Using the entries that follow, collect the lines where the word "page" appears.

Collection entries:
<<<<

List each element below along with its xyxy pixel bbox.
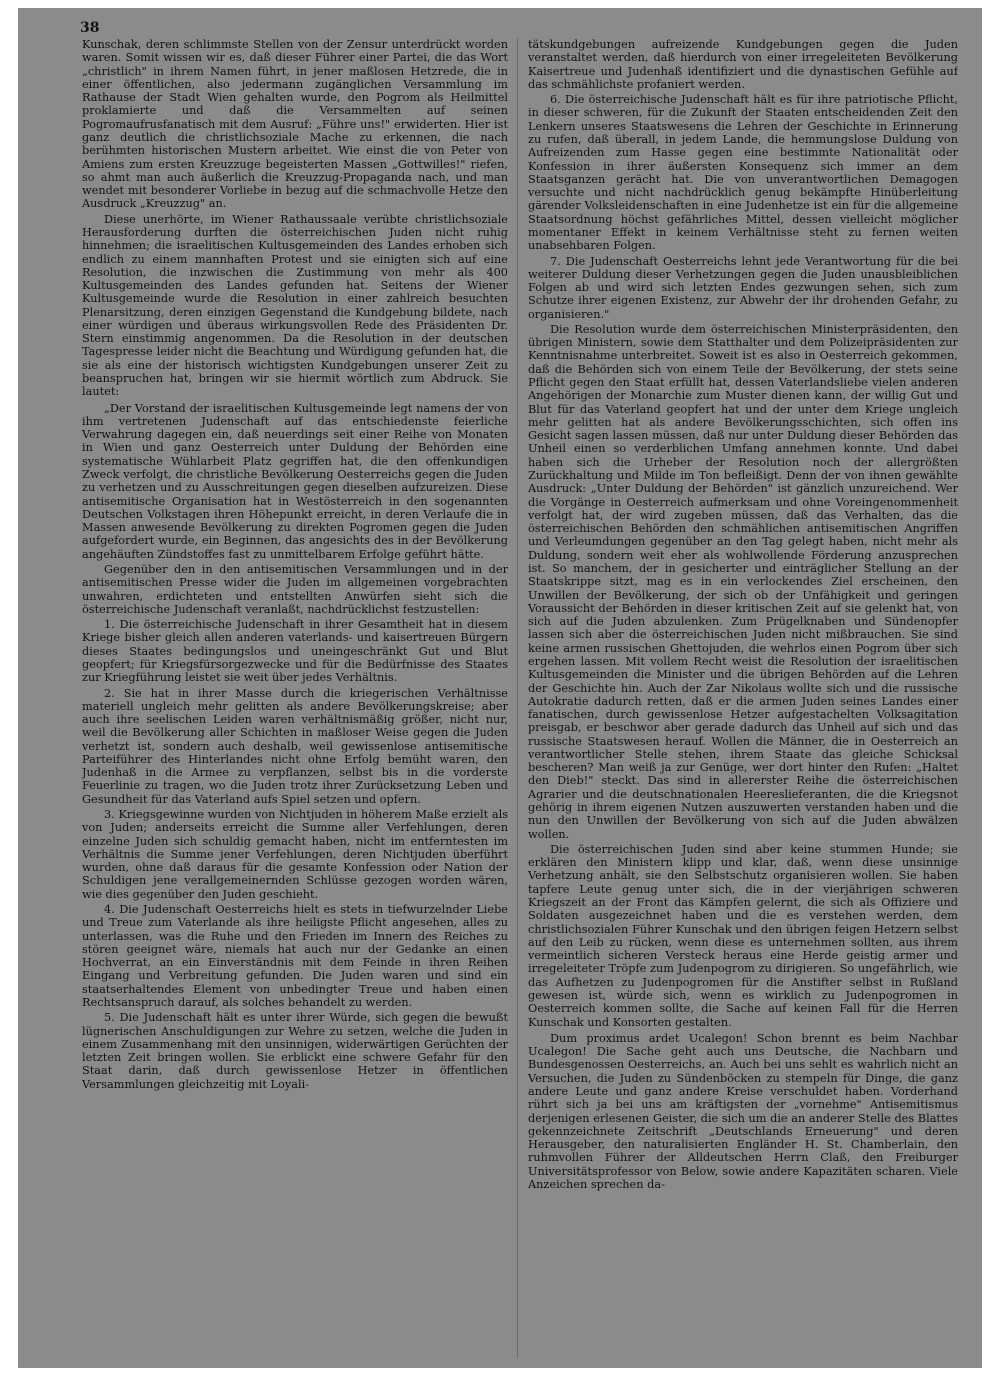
resolution-point-1: 1. Die österreichische Judenschaft in ihrer Gesamtheit hat in diesem Kriege bisher gleich allen anderen vaterlands- und kaisertreuen Bürgern dieses Staates bedingungslos und uneingeschränkt Gut und Blut geopfert; für Kriegsfürsorgezwecke und für die Bedürfnisse des Staates zur Kriegführung leistet sie weit über jedes Verhältnis.: [82, 618, 508, 685]
column-divider: [517, 38, 518, 1358]
paragraph: tätskundgebungen aufreizende Kundgebungen gegen die Juden veranstaltet werden, daß hierdurch von einer irregeleiteten Bevölkerung Kaisertreue und Judenhaß identifiziert und die dynastischen Gefühle auf das schmählichste profaniert werden.: [528, 38, 958, 91]
paragraph: Die österreichischen Juden sind aber keine stummen Hunde; sie erklären den Ministern klipp und klar, daß, wenn diese unsinnige Verhetzung anhält, sie den Selbstschutz organisieren wollen. Sie haben tapfere Leute genug unter sich, die in der vierjährigen schweren Kriegszeit an der Front das Kämpfen gelernt, die sich als Offiziere und Soldaten ausgezeichnet haben und die es verstehen werden, dem christlichsozialen Führer Kunschak und den übrigen feigen Hetzern selbst auf den Leib zu rücken, wenn diese es unternehmen sollten, aus ihrem vermeintlich sicheren Versteck heraus eine Herde geistig armer und irregeleiteter Tröpfe zum Judenpogrom zu dirigieren. So ungefährlich, wie das Aufhetzen zu Judenpogromen für die Anstifter selbst in Rußland gewesen ist, würde sich, wenn es wirklich zu Judenpogromen in Oesterreich kommen sollte, die Sache auf keinen Fall für die Herren Kunschak und Konsorten gestalten.: [528, 842, 958, 1029]
resolution-paragraph: „Der Vorstand der israelitischen Kultusgemeinde legt namens der von ihm vertretenen Judenschaft auf das entschiedenste feierliche Verwahrung dagegen ein, daß neuerdings seit einer Reihe von Monaten in Wien und ganz Oesterreich unter Duldung der Behörden eine systematische Wühlarbeit Platz gegriffen hat, die den offenkundigen Zweck verfolgt, die christliche Bevölkerung Oesterreichs gegen die Juden zu verhetzen und zu Ausschreitungen gegen dieselben aufzureizen. Diese antisemitische Organisation hat in Westösterreich in den sogenannten Deutschen Volkstagen ihren Höhepunkt erreicht, in deren Verlaufe die in Massen anwesende Bevölkerung zu direkten Pogromen gegen die Juden aufgefordert wurde, ein Beginnen, das angesichts des in der Bevölkerung angehäuften Zündstoffes fast zu unmittelbarem Erfolge geführt hätte.: [82, 401, 508, 561]
resolution-point-6: 6. Die österreichische Judenschaft hält es für ihre patriotische Pflicht, in dieser schweren, für die Zukunft der Staaten entscheidenden Zeit den Lenkern unseres Staatswesens die Lehren der Geschichte in Erinnerung zu rufen, daß überall, in jedem Lande, die hemmungslose Duldung von Aufreizenden zum Hasse gegen eine bestimmte Nationalität oder Konfession in ihrer äußersten Konsequenz sich immer an dem Staatsganzen gerächt hat. Die von unverantwortlichen Demagogen versuchte und nicht nachdrücklich genug bekämpfte Hinüberleitung gärender Volksleidenschaften in eine Judenhetze ist ein für die allgemeine Staatsordnung höchst gefährliches Mittel, dessen vielleicht möglicher momentaner Effekt in keinem Verhältnisse steht zu fernen weiten unabsehbaren Folgen.: [528, 93, 958, 253]
resolution-point-3: 3. Kriegsgewinne wurden von Nichtjuden in höherem Maße erzielt als von Juden; anderseits erreicht die Summe aller Verfehlungen, deren einzelne Juden sich schuldig gemacht haben, nicht im entferntesten im Verhältnis die Summe jener Verfehlungen, deren Nichtjuden überführt wurden, ohne daß daraus für die gesamte Konfession oder Nation der Schuldigen jene verallgemeinernden Schlüsse gezogen worden wären, wie dies gegenüber den Juden geschieht.: [82, 808, 508, 901]
resolution-point-7: 7. Die Judenschaft Oesterreichs lehnt jede Verantwortung für die bei weiterer Duldung dieser Verhetzungen gegen die Juden unausbleiblichen Folgen ab und wird sich letzten Endes gezwungen sehen, sich zum Schutze ihrer eigenen Existenz, zur Abwehr der ihr drohenden Gefahr, zu organisieren.": [528, 254, 958, 321]
page-number: 38: [80, 20, 100, 36]
resolution-point-5: 5. Die Judenschaft hält es unter ihrer Würde, sich gegen die bewußt lügnerischen Anschuldigungen zur Wehre zu setzen, welche die Juden in einem Zusammenhang mit den unsinnigen, widerwärtigen Gerüchten der letzten Zeit bringen wollen. Sie erblickt eine schwere Gefahr für den Staat darin, daß durch gewissenlose Hetzer in öffentlichen Versammlungen gleichzeitig mit Loyali-: [82, 1011, 508, 1091]
right-column: [528, 38, 958, 1360]
paragraph: Diese unerhörte, im Wiener Rathaussaale verübte christlichsoziale Herausforderung durften die österreichischen Juden nicht ruhig hinnehmen; die israelitischen Kultusgemeinden des Landes erhoben sich endlich zu einem mannhaften Protest und sie einigten sich auf eine Resolution, die inzwischen die Zustimmung von mehr als 400 Kultusgemeinden des Landes gefunden hat. Seitens der Wiener Kultusgemeinde wurde die Resolution in einer zahlreich besuchten Plenarsitzung, deren einzigen Gegenstand die Kundgebung bildete, nach einer würdigen und überaus wirkungsvollen Rede des Präsidenten Dr. Stern einstimmig angenommen. Da die Resolution in der deutschen Tagespresse leider nicht die Beachtung und Würdigung gefunden hat, die sie als eine der historisch wichtigsten Kundgebungen unserer Zeit zu beanspruchen hat, bringen wir sie hiermit wörtlich zum Abdruck. Sie lautet:: [82, 212, 508, 399]
resolution-point-4: 4. Die Judenschaft Oesterreichs hielt es stets in tiefwurzelnder Liebe und Treue zum Vaterlande als ihre heiligste Pflicht angesehen, alles zu unterlassen, was die Ruhe und den Frieden im Innern des Reiches zu stören geeignet wäre, niemals hat auch nur der Gedanke an einen Hochverrat, an ein Einverständnis mit dem Feinde in ihren Reihen Eingang und Verbreitung gefunden. Die Juden waren und sind ein staatserhaltendes Element von unbedingter Treue und haben einen Rechtsanspruch darauf, als solches behandelt zu werden.: [82, 903, 508, 1009]
paragraph: Die Resolution wurde dem österreichischen Ministerpräsidenten, den übrigen Ministern, sowie dem Statthalter und dem Polizeipräsidenten zur Kenntnisnahme unterbreitet. Soweit ist es also in Oesterreich gekommen, daß die Behörden sich von einem Teile der Bevölkerung, der stets seine Pflicht gegen den Staat erfüllt hat, dessen Vaterlandsliebe vielen anderen Angehörigen der Monarchie zum Muster dienen kann, der willig Gut und Blut für das Vaterland geopfert hat und der unter dem Kriege ungleich mehr gelitten hat als andere Bevölkerungsschichten, sich offen ins Gesicht sagen lassen müssen, daß nur unter Duldung dieser Behörden das Unheil einen so verderblichen Umfang annehmen konnte. Und dabei haben sich die Urheber der Resolution noch der allergrößten Zurückhaltung und Milde im Ton befleißigt. Denn der von ihnen gewählte Ausdruck: „Unter Duldung der Behörden" ist gänzlich unzureichend. Wer die Vorgänge in Oesterreich aufmerksam und ohne Voreingenommenheit verfolgt hat, der wird zugeben müssen, daß das Verhalten, das die österreichischen Behörden den schmählichen antisemitischen Angriffen und Verleumdungen gegenüber an den Tag gelegt haben, nicht mehr als Duldung, sondern weit eher als wohlwollende Förderung anzusprechen ist. So manchem, der in gesicherter und einträglicher Stellung an der Staatskrippe sitzt, mag es in ein verlockendes Ziel erscheinen, den Unwillen der Bevölkerung, der sich ob der Unfähigkeit und geringen Voraussicht der Behörden in dieser kritischen Zeit auf sie gelenkt hat, von sich auf die Juden abzulenken. Zum Prügelknaben und Sündenopfer lassen sich aber die österreichischen Juden nicht mißbrauchen. Sie sind keine armen russischen Ghettojuden, die wehrlos einen Pogrom über sich ergehen lassen. Mit vollem Recht weist die Resolution der israelitischen Kultusgemeinden die Minister und die übrigen Behörden auf die Lehren der Geschichte hin. Auch der Zar Nikolaus wollte sich und die russische Autokratie dadurch retten, daß er die armen Juden seines Landes einer fanatischen, durch gewissenlose Hetzer aufgestachelten Volksagitation preisgab, er beschwor aber gerade dadurch das Unheil auf sich und das russische Staatswesen herauf. Wollen die Männer, die in Oesterreich an verantwortlicher Stelle stehen, ihrem Staate das gleiche Schicksal bescheren? Man weiß ja zur Genüge, wer dort hinter den Rufen: „Haltet den Dieb!" steckt. Das sind in allererster Reihe die österreichischen Agrarier und die deutschnationalen Heereslieferanten, die die Kriegsnot gehörig in ihrem eigenen Nutzen auszuwerten verstanden haben und die nun den Unwillen der Bevölkerung von sich auf die Juden abwälzen wollen.: [528, 322, 958, 841]
paragraph: Dum proximus ardet Ucalegon! Schon brennt es beim Nachbar Ucalegon! Die Sache geht auch uns Deutsche, die Nachbarn und Bundesgenossen Oesterreichs, an. Auch bei uns sehlt es wahrlich nicht an Versuchen, die Juden zu Sündenböcken zu stempeln für Dinge, die ganz andere Leute und ganz andere Kreise verschuldet haben. Vorderhand rührt sich ja bei uns am kräftigsten der „vornehme" Antisemitismus derjenigen erlesenen Geister, die sich um die an anderer Stelle des Blattes gekennzeichnete Zeitschrift „Deutschlands Erneuerung" und deren Herausgeber, den naturalisierten Engländer H. St. Chamberlain, den ruhmvollen Führer der Alldeutschen Herrn Claß, den Freiburger Universitätsprofessor von Below, sowie andere Kapazitäten scharen. Viele Anzeichen sprechen da-: [528, 1031, 958, 1191]
left-column: [82, 38, 508, 1360]
resolution-point-2: 2. Sie hat in ihrer Masse durch die kriegerischen Verhältnisse materiell ungleich mehr gelitten als andere Bevölkerungskreise; aber auch ihre seelischen Leiden waren verhältnismäßig größer, nicht nur, weil die Bevölkerung aller Schichten in maßloser Weise gegen die Juden verhetzt ist, sondern auch deshalb, weil gewissenlose antisemitische Parteiführer des Hinterlandes nicht ohne Erfolg bemüht waren, den Judenhaß in die Armee zu verpflanzen, selbst bis in die vorderste Feuerlinie zu tragen, wo die Juden trotz ihrer Zurücksetzung Leben und Gesundheit für das Vaterland aufs Spiel setzen und opfern.: [82, 686, 508, 806]
paragraph: Kunschak, deren schlimmste Stellen von der Zensur unterdrückt worden waren. Somit wissen wir es, daß dieser Führer einer Partei, die das Wort „christlich" in ihrem Namen führt, in jener maßlosen Hetzrede, die in einer öffentlichen, also jedermann zugänglichen Versammlung im Rathause der Stadt Wien gehalten wurde, den Pogrom als Heilmittel proklamierte und daß die Versammelten auf seinen Pogromaufrusfanatisch mit dem Ausruf: „Führe uns!" erwiderten. Hier ist ganz deutlich die christlichsoziale Mache zu erkennen, die nach berühmten historischen Mustern arbeitet. Wie einst die von Peter von Amiens zum ersten Kreuzzuge begeisterten Massen „Gottwilles!" riefen, so ahmt man auch äußerlich die Kreuzzug-Propaganda nach, und man wendet mit besonderer Vorliebe in bezug auf die schmachvolle Hetze den Ausdruck „Kreuzzug" an.: [82, 38, 508, 211]
newspaper-page: [18, 8, 982, 1368]
paragraph: Gegenüber den in den antisemitischen Versammlungen und in der antisemitischen Presse wider die Juden im allgemeinen vorgebrachten unwahren, erdichteten und entstellten Anwürfen sieht sich die österreichische Judenschaft veranlaßt, nachdrücklichst festzustellen:: [82, 562, 508, 616]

>>>>

## Result for this exercise
page-number: 38: [80, 20, 100, 36]
newspaper-page: [18, 8, 982, 1368]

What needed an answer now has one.